What to produce ▸ Of the lines in this material, how many contain "TEST"? Answer with a single number only.

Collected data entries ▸
----

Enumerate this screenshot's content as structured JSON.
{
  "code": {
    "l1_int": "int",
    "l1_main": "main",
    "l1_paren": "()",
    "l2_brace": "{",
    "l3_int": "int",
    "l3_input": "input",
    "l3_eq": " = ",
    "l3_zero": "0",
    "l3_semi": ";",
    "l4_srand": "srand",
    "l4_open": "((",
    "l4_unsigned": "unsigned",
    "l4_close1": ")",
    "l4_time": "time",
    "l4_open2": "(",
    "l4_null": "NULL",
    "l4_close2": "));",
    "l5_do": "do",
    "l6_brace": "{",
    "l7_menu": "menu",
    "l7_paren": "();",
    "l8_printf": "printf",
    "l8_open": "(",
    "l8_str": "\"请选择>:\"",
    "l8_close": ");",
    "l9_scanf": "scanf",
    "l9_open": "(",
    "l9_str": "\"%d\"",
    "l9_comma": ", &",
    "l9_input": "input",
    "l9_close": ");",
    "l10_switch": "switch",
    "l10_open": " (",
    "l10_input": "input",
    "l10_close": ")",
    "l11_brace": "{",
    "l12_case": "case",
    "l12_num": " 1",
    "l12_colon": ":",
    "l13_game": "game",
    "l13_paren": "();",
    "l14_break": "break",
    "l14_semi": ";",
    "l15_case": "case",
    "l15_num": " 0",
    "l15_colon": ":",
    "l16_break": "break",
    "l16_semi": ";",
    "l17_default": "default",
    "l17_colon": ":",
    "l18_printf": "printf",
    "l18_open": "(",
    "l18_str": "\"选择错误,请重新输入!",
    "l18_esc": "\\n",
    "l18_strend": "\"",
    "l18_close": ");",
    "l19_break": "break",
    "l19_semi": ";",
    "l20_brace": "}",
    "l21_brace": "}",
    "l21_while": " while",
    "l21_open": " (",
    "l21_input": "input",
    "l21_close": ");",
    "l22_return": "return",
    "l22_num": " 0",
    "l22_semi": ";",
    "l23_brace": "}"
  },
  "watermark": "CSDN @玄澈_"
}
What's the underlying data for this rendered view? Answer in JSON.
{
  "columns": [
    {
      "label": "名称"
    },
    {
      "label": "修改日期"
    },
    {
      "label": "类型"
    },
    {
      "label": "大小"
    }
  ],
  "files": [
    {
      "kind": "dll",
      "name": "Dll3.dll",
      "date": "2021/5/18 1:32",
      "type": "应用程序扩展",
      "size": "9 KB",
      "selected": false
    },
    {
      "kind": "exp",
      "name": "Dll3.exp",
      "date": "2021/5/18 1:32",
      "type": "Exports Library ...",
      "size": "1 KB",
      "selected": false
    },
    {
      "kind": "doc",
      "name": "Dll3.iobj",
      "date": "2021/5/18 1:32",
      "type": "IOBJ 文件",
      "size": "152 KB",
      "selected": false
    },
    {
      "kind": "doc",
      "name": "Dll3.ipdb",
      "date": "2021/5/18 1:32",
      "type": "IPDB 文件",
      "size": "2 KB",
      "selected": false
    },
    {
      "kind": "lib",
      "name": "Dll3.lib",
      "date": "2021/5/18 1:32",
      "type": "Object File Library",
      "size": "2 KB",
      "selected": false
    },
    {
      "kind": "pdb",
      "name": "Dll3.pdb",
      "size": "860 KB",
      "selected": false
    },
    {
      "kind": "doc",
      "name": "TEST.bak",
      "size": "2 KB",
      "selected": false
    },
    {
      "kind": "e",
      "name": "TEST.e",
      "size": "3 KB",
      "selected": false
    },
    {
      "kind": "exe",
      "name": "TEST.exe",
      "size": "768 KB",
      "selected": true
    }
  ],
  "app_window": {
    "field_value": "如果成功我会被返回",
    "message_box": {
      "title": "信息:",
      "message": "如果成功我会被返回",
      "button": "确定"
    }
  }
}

----

Response to the task ▸ 3